**Required task:** Could you print every record below exactly as it appears?

**Data entries:**
--
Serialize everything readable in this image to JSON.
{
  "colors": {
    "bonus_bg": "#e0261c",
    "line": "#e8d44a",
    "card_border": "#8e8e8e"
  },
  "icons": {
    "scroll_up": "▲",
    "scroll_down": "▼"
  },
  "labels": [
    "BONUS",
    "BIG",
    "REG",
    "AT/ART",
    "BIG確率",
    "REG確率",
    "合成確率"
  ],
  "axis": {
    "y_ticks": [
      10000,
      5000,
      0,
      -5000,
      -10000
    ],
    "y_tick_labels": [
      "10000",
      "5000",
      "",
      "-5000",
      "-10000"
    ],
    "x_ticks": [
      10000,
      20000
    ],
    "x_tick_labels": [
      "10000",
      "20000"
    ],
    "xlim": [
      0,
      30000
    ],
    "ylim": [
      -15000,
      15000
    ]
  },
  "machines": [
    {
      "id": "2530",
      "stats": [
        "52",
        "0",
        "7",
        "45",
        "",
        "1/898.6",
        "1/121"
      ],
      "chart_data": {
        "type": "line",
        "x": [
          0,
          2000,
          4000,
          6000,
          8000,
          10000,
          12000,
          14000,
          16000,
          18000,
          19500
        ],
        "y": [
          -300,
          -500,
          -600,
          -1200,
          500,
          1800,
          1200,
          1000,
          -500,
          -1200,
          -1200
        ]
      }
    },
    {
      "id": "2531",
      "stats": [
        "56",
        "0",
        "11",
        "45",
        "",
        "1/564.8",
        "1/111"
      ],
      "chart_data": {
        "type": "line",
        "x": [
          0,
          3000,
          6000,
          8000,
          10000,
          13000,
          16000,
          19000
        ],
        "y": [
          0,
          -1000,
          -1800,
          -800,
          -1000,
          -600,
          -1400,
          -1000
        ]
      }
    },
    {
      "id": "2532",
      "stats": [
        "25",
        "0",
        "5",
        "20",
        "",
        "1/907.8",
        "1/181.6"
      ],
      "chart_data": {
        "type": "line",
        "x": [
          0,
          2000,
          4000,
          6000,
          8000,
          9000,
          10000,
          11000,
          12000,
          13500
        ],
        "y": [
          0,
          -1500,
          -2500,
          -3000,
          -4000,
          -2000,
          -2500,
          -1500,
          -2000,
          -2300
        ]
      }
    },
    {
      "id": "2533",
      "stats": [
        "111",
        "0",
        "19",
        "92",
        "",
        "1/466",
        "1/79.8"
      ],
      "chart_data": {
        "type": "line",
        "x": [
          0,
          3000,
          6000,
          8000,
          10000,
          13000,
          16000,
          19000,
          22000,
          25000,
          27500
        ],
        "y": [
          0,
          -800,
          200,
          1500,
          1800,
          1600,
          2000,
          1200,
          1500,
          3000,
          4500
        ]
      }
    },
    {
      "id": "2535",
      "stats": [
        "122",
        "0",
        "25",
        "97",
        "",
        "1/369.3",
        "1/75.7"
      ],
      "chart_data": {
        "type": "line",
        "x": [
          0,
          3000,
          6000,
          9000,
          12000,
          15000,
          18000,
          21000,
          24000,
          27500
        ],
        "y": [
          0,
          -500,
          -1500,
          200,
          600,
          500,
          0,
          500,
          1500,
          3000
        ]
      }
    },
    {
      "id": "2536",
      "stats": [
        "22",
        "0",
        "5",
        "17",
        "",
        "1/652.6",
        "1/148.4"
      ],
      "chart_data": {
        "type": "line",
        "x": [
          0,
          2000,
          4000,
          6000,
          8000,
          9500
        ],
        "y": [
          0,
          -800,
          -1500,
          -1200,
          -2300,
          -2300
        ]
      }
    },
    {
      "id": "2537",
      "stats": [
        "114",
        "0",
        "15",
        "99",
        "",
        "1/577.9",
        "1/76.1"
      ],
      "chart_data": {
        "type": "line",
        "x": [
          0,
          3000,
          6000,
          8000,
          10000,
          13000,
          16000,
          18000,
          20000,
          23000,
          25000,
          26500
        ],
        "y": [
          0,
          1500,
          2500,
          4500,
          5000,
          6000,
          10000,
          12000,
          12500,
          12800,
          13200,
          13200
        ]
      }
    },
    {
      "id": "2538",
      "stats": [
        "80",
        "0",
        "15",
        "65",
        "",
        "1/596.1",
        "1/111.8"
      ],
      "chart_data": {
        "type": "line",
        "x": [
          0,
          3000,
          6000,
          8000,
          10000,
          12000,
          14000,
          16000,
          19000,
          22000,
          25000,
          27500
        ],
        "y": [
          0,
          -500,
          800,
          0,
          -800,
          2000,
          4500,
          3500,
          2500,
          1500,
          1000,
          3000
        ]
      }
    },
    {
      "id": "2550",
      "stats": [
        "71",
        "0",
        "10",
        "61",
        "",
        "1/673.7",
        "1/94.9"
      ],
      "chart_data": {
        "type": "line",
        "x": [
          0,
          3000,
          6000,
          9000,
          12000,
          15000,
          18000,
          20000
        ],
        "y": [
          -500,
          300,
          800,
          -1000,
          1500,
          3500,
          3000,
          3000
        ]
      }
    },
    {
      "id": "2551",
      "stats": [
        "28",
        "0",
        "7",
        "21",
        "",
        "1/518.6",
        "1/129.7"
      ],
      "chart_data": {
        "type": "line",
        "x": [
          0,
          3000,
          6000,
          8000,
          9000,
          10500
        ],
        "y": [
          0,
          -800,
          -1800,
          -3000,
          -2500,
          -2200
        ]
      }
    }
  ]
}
--
**Result of this task:**
Serialize everything readable in this image to JSON.
{
  "colors": {
    "bonus_bg": "#e0261c",
    "line": "#e8d44a",
    "card_border": "#8e8e8e"
  },
  "icons": {
    "scroll_up": "▲",
    "scroll_down": "▼"
  },
  "labels": [
    "BONUS",
    "BIG",
    "REG",
    "AT/ART",
    "BIG確率",
    "REG確率",
    "合成確率"
  ],
  "axis": {
    "y_ticks": [
      10000,
      5000,
      0,
      -5000,
      -10000
    ],
    "y_tick_labels": [
      "10000",
      "5000",
      "",
      "-5000",
      "-10000"
    ],
    "x_ticks": [
      10000,
      20000
    ],
    "x_tick_labels": [
      "10000",
      "20000"
    ],
    "xlim": [
      0,
      30000
    ],
    "ylim": [
      -15000,
      15000
    ]
  },
  "machines": [
    {
      "id": "2530",
      "stats": [
        "52",
        "0",
        "7",
        "45",
        "",
        "1/898.6",
        "1/121"
      ],
      "chart_data": {
        "type": "line",
        "x": [
          0,
          2000,
          4000,
          6000,
          8000,
          10000,
          12000,
          14000,
          16000,
          18000,
          19500
        ],
        "y": [
          -300,
          -500,
          -600,
          -1200,
          500,
          1800,
          1200,
          1000,
          -500,
          -1200,
          -1200
        ]
      }
    },
    {
      "id": "2531",
      "stats": [
        "56",
        "0",
        "11",
        "45",
        "",
        "1/564.8",
        "1/111"
      ],
      "chart_data": {
        "type": "line",
        "x": [
          0,
          3000,
          6000,
          8000,
          10000,
          13000,
          16000,
          19000
        ],
        "y": [
          0,
          -1000,
          -1800,
          -800,
          -1000,
          -600,
          -1400,
          -1000
        ]
      }
    },
    {
      "id": "2532",
      "stats": [
        "25",
        "0",
        "5",
        "20",
        "",
        "1/907.8",
        "1/181.6"
      ],
      "chart_data": {
        "type": "line",
        "x": [
          0,
          2000,
          4000,
          6000,
          8000,
          9000,
          10000,
          11000,
          12000,
          13500
        ],
        "y": [
          0,
          -1500,
          -2500,
          -3000,
          -4000,
          -2000,
          -2500,
          -1500,
          -2000,
          -2300
        ]
      }
    },
    {
      "id": "2533",
      "stats": [
        "111",
        "0",
        "19",
        "92",
        "",
        "1/466",
        "1/79.8"
      ],
      "chart_data": {
        "type": "line",
        "x": [
          0,
          3000,
          6000,
          8000,
          10000,
          13000,
          16000,
          19000,
          22000,
          25000,
          27500
        ],
        "y": [
          0,
          -800,
          200,
          1500,
          1800,
          1600,
          2000,
          1200,
          1500,
          3000,
          4500
        ]
      }
    },
    {
      "id": "2535",
      "stats": [
        "122",
        "0",
        "25",
        "97",
        "",
        "1/369.3",
        "1/75.7"
      ],
      "chart_data": {
        "type": "line",
        "x": [
          0,
          3000,
          6000,
          9000,
          12000,
          15000,
          18000,
          21000,
          24000,
          27500
        ],
        "y": [
          0,
          -500,
          -1500,
          200,
          600,
          500,
          0,
          500,
          1500,
          3000
        ]
      }
    },
    {
      "id": "2536",
      "stats": [
        "22",
        "0",
        "5",
        "17",
        "",
        "1/652.6",
        "1/148.4"
      ],
      "chart_data": {
        "type": "line",
        "x": [
          0,
          2000,
          4000,
          6000,
          8000,
          9500
        ],
        "y": [
          0,
          -800,
          -1500,
          -1200,
          -2300,
          -2300
        ]
      }
    },
    {
      "id": "2537",
      "stats": [
        "114",
        "0",
        "15",
        "99",
        "",
        "1/577.9",
        "1/76.1"
      ],
      "chart_data": {
        "type": "line",
        "x": [
          0,
          3000,
          6000,
          8000,
          10000,
          13000,
          16000,
          18000,
          20000,
          23000,
          25000,
          26500
        ],
        "y": [
          0,
          1500,
          2500,
          4500,
          5000,
          6000,
          10000,
          12000,
          12500,
          12800,
          13200,
          13200
        ]
      }
    },
    {
      "id": "2538",
      "stats": [
        "80",
        "0",
        "15",
        "65",
        "",
        "1/596.1",
        "1/111.8"
      ],
      "chart_data": {
        "type": "line",
        "x": [
          0,
          3000,
          6000,
          8000,
          10000,
          12000,
          14000,
          16000,
          19000,
          22000,
          25000,
          27500
        ],
        "y": [
          0,
          -500,
          800,
          0,
          -800,
          2000,
          4500,
          3500,
          2500,
          1500,
          1000,
          3000
        ]
      }
    },
    {
      "id": "2550",
      "stats": [
        "71",
        "0",
        "10",
        "61",
        "",
        "1/673.7",
        "1/94.9"
      ],
      "chart_data": {
        "type": "line",
        "x": [
          0,
          3000,
          6000,
          9000,
          12000,
          15000,
          18000,
          20000
        ],
        "y": [
          -500,
          300,
          800,
          -1000,
          1500,
          3500,
          3000,
          3000
        ]
      }
    },
    {
      "id": "2551",
      "stats": [
        "28",
        "0",
        "7",
        "21",
        "",
        "1/518.6",
        "1/129.7"
      ],
      "chart_data": {
        "type": "line",
        "x": [
          0,
          3000,
          6000,
          8000,
          9000,
          10500
        ],
        "y": [
          0,
          -800,
          -1800,
          -3000,
          -2500,
          -2200
        ]
      }
    }
  ]
}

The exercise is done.